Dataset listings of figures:
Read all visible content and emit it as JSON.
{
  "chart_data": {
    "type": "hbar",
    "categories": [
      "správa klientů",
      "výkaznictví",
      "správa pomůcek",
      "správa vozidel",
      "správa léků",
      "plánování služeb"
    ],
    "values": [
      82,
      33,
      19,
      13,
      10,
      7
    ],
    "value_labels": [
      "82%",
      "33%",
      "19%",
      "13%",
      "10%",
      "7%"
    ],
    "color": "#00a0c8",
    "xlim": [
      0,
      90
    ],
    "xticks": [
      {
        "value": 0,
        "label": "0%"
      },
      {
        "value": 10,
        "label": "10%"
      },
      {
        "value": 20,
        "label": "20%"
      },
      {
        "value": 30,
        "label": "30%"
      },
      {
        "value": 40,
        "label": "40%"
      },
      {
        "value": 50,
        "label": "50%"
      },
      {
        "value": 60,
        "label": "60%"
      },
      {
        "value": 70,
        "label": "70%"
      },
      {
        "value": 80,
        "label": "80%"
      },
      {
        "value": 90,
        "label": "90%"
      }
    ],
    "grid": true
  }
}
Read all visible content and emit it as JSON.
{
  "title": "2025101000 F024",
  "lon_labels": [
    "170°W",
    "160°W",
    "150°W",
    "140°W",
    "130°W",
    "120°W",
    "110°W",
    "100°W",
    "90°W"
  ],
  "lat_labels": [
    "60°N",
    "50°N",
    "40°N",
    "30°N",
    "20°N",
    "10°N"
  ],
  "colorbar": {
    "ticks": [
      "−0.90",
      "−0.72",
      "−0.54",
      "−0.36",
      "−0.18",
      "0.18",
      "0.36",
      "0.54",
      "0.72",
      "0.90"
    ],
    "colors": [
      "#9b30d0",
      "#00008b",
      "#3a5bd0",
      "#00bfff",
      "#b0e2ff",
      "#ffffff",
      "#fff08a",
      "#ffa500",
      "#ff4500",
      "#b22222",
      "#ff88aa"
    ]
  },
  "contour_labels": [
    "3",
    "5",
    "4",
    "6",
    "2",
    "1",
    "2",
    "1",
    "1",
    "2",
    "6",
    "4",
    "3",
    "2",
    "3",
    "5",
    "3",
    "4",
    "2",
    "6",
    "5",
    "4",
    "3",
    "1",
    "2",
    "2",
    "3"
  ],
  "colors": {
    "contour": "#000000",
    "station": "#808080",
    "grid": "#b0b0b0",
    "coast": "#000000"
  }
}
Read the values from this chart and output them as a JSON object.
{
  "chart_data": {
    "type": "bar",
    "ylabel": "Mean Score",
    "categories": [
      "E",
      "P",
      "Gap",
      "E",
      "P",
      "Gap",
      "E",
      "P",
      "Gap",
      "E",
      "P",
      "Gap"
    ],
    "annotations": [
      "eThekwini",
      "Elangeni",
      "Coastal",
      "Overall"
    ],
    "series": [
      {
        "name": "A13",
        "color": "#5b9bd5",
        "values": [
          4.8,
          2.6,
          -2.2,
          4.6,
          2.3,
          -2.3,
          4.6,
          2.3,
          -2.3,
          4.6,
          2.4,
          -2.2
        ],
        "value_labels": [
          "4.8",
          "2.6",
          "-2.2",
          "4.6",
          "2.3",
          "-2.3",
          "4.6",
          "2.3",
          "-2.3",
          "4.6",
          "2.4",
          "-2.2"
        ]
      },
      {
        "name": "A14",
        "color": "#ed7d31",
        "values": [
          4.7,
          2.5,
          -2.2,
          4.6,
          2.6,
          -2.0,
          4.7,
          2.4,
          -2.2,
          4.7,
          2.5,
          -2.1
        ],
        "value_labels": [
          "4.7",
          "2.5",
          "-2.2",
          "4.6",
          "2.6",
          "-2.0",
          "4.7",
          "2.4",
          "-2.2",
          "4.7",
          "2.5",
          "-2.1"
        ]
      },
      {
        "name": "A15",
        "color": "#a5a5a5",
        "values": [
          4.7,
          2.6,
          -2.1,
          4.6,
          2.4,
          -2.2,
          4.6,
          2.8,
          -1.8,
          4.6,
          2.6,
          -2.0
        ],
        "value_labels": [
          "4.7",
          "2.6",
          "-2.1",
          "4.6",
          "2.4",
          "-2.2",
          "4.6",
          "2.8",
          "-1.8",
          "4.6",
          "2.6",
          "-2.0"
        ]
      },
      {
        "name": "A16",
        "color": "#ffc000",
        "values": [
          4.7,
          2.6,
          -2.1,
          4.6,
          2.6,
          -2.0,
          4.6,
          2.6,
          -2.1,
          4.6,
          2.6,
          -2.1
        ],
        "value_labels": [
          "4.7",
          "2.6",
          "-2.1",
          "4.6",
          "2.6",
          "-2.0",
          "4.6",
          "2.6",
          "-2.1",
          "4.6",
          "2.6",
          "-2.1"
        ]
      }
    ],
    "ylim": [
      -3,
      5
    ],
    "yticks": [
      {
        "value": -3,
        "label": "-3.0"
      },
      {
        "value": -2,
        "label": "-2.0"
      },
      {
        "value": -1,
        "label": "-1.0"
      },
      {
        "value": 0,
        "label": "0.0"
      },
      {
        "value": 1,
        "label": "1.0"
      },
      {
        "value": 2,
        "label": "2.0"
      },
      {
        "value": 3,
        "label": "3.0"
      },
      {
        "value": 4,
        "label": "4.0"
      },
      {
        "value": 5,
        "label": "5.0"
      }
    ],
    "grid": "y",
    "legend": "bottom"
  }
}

[Objective] Set down all of the data above, word for word.

[Full solution]
Read all visible content and emit it as JSON.
{
  "chart_data": {
    "type": "hbar",
    "categories": [
      "správa klientů",
      "výkaznictví",
      "správa pomůcek",
      "správa vozidel",
      "správa léků",
      "plánování služeb"
    ],
    "values": [
      82,
      33,
      19,
      13,
      10,
      7
    ],
    "value_labels": [
      "82%",
      "33%",
      "19%",
      "13%",
      "10%",
      "7%"
    ],
    "color": "#00a0c8",
    "xlim": [
      0,
      90
    ],
    "xticks": [
      {
        "value": 0,
        "label": "0%"
      },
      {
        "value": 10,
        "label": "10%"
      },
      {
        "value": 20,
        "label": "20%"
      },
      {
        "value": 30,
        "label": "30%"
      },
      {
        "value": 40,
        "label": "40%"
      },
      {
        "value": 50,
        "label": "50%"
      },
      {
        "value": 60,
        "label": "60%"
      },
      {
        "value": 70,
        "label": "70%"
      },
      {
        "value": 80,
        "label": "80%"
      },
      {
        "value": 90,
        "label": "90%"
      }
    ],
    "grid": true
  }
}
Read all visible content and emit it as JSON.
{
  "title": "2025101000 F024",
  "lon_labels": [
    "170°W",
    "160°W",
    "150°W",
    "140°W",
    "130°W",
    "120°W",
    "110°W",
    "100°W",
    "90°W"
  ],
  "lat_labels": [
    "60°N",
    "50°N",
    "40°N",
    "30°N",
    "20°N",
    "10°N"
  ],
  "colorbar": {
    "ticks": [
      "−0.90",
      "−0.72",
      "−0.54",
      "−0.36",
      "−0.18",
      "0.18",
      "0.36",
      "0.54",
      "0.72",
      "0.90"
    ],
    "colors": [
      "#9b30d0",
      "#00008b",
      "#3a5bd0",
      "#00bfff",
      "#b0e2ff",
      "#ffffff",
      "#fff08a",
      "#ffa500",
      "#ff4500",
      "#b22222",
      "#ff88aa"
    ]
  },
  "contour_labels": [
    "3",
    "5",
    "4",
    "6",
    "2",
    "1",
    "2",
    "1",
    "1",
    "2",
    "6",
    "4",
    "3",
    "2",
    "3",
    "5",
    "3",
    "4",
    "2",
    "6",
    "5",
    "4",
    "3",
    "1",
    "2",
    "2",
    "3"
  ],
  "colors": {
    "contour": "#000000",
    "station": "#808080",
    "grid": "#b0b0b0",
    "coast": "#000000"
  }
}
Read the values from this chart and output them as a JSON object.
{
  "chart_data": {
    "type": "bar",
    "ylabel": "Mean Score",
    "categories": [
      "E",
      "P",
      "Gap",
      "E",
      "P",
      "Gap",
      "E",
      "P",
      "Gap",
      "E",
      "P",
      "Gap"
    ],
    "annotations": [
      "eThekwini",
      "Elangeni",
      "Coastal",
      "Overall"
    ],
    "series": [
      {
        "name": "A13",
        "color": "#5b9bd5",
        "values": [
          4.8,
          2.6,
          -2.2,
          4.6,
          2.3,
          -2.3,
          4.6,
          2.3,
          -2.3,
          4.6,
          2.4,
          -2.2
        ],
        "value_labels": [
          "4.8",
          "2.6",
          "-2.2",
          "4.6",
          "2.3",
          "-2.3",
          "4.6",
          "2.3",
          "-2.3",
          "4.6",
          "2.4",
          "-2.2"
        ]
      },
      {
        "name": "A14",
        "color": "#ed7d31",
        "values": [
          4.7,
          2.5,
          -2.2,
          4.6,
          2.6,
          -2.0,
          4.7,
          2.4,
          -2.2,
          4.7,
          2.5,
          -2.1
        ],
        "value_labels": [
          "4.7",
          "2.5",
          "-2.2",
          "4.6",
          "2.6",
          "-2.0",
          "4.7",
          "2.4",
          "-2.2",
          "4.7",
          "2.5",
          "-2.1"
        ]
      },
      {
        "name": "A15",
        "color": "#a5a5a5",
        "values": [
          4.7,
          2.6,
          -2.1,
          4.6,
          2.4,
          -2.2,
          4.6,
          2.8,
          -1.8,
          4.6,
          2.6,
          -2.0
        ],
        "value_labels": [
          "4.7",
          "2.6",
          "-2.1",
          "4.6",
          "2.4",
          "-2.2",
          "4.6",
          "2.8",
          "-1.8",
          "4.6",
          "2.6",
          "-2.0"
        ]
      },
      {
        "name": "A16",
        "color": "#ffc000",
        "values": [
          4.7,
          2.6,
          -2.1,
          4.6,
          2.6,
          -2.0,
          4.6,
          2.6,
          -2.1,
          4.6,
          2.6,
          -2.1
        ],
        "value_labels": [
          "4.7",
          "2.6",
          "-2.1",
          "4.6",
          "2.6",
          "-2.0",
          "4.6",
          "2.6",
          "-2.1",
          "4.6",
          "2.6",
          "-2.1"
        ]
      }
    ],
    "ylim": [
      -3,
      5
    ],
    "yticks": [
      {
        "value": -3,
        "label": "-3.0"
      },
      {
        "value": -2,
        "label": "-2.0"
      },
      {
        "value": -1,
        "label": "-1.0"
      },
      {
        "value": 0,
        "label": "0.0"
      },
      {
        "value": 1,
        "label": "1.0"
      },
      {
        "value": 2,
        "label": "2.0"
      },
      {
        "value": 3,
        "label": "3.0"
      },
      {
        "value": 4,
        "label": "4.0"
      },
      {
        "value": 5,
        "label": "5.0"
      }
    ],
    "grid": "y",
    "legend": "bottom"
  }
}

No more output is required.